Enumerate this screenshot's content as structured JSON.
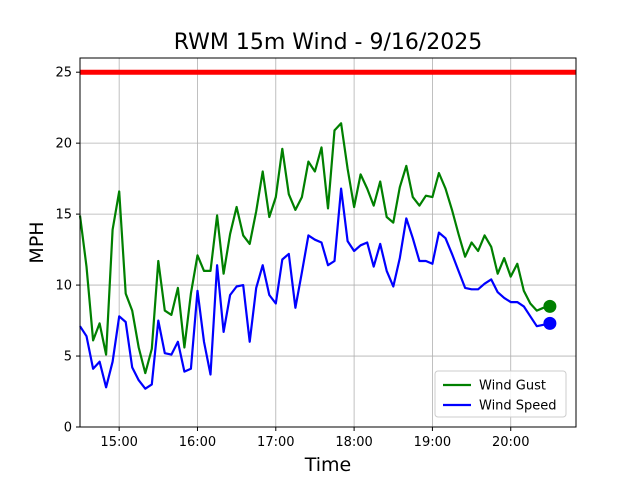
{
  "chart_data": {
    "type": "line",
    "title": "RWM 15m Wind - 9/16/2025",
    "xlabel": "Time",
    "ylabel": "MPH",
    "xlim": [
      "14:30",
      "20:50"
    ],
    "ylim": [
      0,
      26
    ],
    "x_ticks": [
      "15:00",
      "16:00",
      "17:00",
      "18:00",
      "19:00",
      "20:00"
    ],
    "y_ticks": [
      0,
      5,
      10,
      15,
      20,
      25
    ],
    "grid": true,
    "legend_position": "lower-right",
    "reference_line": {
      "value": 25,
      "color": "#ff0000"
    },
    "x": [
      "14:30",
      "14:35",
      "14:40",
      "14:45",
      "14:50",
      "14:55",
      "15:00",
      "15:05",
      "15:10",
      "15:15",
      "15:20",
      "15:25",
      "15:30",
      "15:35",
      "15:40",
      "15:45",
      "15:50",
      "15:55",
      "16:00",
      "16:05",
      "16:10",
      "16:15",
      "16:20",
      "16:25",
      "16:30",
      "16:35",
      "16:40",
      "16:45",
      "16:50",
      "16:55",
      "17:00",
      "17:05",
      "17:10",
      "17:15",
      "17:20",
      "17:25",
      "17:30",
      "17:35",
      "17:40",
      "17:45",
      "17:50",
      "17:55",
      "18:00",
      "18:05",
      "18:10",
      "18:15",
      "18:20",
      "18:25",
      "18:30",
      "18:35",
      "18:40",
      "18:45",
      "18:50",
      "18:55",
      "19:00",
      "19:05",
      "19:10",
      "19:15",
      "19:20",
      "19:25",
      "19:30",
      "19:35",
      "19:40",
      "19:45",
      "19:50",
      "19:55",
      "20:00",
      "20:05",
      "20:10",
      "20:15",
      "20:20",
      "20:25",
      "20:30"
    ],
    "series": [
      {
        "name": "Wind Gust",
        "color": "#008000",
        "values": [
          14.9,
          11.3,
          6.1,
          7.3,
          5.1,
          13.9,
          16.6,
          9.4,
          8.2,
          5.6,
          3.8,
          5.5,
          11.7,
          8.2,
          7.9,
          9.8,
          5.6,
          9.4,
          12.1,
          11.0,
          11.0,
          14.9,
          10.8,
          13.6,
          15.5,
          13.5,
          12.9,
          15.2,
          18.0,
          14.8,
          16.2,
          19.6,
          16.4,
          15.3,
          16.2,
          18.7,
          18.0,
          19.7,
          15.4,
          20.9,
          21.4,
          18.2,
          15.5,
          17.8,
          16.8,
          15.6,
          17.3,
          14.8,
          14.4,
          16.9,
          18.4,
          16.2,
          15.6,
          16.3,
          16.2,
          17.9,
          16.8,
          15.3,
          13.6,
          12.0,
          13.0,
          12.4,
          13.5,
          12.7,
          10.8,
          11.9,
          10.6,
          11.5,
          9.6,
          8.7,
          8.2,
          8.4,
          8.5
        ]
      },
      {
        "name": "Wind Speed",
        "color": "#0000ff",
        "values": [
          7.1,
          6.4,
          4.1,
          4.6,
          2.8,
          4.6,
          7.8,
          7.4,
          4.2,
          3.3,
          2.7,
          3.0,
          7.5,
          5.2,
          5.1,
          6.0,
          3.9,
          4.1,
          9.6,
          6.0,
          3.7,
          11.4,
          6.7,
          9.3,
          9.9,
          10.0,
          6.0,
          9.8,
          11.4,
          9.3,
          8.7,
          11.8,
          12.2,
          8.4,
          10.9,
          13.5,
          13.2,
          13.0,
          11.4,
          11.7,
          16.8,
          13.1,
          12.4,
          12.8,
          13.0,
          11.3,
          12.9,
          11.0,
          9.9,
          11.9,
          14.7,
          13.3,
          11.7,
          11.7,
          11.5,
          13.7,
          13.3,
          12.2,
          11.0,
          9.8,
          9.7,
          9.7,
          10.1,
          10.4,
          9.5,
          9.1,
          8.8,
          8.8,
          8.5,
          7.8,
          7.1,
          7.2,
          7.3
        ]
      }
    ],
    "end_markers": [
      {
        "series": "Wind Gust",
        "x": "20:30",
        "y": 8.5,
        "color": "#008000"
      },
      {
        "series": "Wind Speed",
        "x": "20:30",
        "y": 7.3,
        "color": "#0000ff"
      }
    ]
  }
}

...

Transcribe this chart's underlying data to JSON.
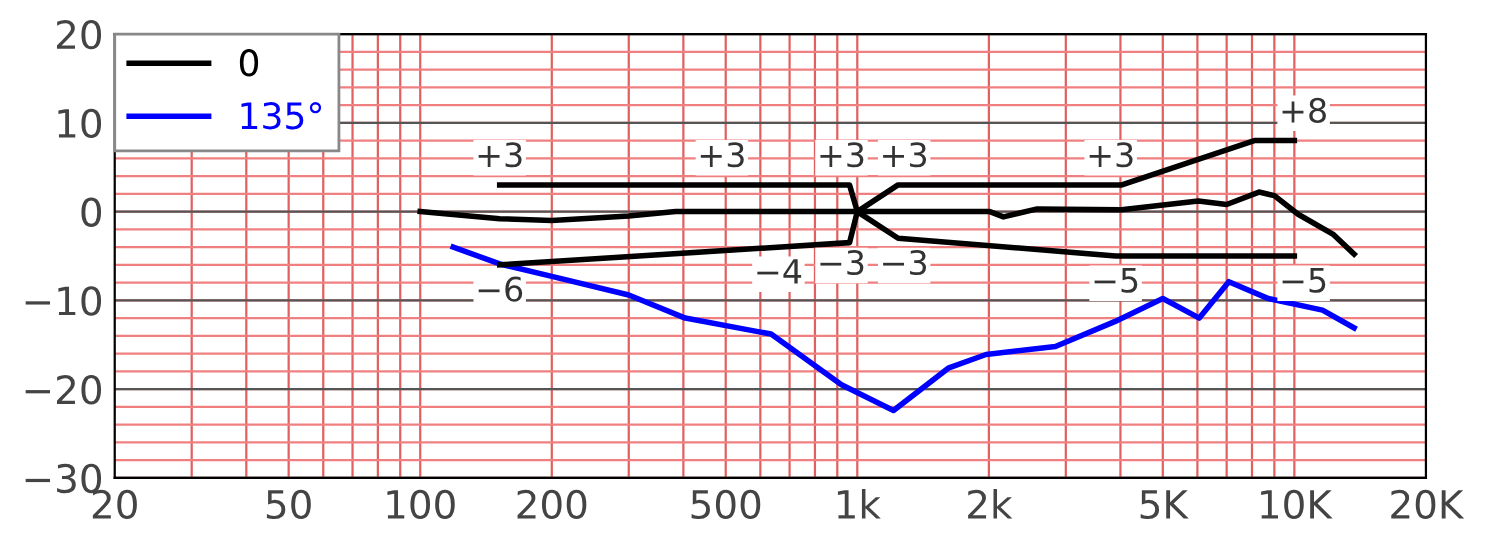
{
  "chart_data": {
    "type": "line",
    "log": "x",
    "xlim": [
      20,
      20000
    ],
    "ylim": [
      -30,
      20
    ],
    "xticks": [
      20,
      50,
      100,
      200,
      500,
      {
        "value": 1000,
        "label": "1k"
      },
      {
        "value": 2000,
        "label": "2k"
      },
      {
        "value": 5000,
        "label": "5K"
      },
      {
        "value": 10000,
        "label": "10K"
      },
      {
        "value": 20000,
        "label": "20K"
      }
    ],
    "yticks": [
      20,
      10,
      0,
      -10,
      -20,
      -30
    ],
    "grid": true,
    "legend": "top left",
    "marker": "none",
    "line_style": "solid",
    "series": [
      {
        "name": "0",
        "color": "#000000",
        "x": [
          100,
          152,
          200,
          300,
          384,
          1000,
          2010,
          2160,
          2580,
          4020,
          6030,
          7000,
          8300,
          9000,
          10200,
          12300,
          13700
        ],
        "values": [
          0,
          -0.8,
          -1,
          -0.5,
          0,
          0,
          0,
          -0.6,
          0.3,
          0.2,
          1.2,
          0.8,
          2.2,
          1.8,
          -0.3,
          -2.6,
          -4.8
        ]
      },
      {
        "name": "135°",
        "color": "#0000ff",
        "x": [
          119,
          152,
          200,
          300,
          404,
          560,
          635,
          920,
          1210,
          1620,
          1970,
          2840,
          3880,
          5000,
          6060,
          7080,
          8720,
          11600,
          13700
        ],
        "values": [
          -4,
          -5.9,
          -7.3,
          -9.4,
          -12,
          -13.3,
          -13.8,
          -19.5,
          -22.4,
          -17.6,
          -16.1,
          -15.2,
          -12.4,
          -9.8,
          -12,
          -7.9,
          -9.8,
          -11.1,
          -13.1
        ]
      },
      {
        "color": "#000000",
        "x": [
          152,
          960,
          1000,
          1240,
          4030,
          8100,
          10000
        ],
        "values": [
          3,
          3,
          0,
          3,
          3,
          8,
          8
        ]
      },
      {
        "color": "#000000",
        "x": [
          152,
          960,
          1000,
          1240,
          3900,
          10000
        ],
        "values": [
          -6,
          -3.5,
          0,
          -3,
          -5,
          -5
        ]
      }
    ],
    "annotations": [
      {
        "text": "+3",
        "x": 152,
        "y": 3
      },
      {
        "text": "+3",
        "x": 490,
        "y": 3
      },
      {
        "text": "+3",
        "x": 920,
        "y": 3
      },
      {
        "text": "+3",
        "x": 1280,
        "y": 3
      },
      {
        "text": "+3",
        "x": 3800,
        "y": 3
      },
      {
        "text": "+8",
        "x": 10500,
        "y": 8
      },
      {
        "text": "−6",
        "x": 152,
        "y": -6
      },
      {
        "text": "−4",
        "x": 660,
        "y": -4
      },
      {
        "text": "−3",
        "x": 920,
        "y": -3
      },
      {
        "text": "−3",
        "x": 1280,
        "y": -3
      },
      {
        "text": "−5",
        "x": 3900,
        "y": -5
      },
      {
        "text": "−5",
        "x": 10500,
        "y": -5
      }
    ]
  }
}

Requirement:
In the records above, locate each line with the word "Wind". Copy all such lines.

Response below:
    "title": "RWM 15m Wind - 9/16/2025",
        "name": "Wind Gust",
        "name": "Wind Speed",
        "series": "Wind Gust",
        "series": "Wind Speed",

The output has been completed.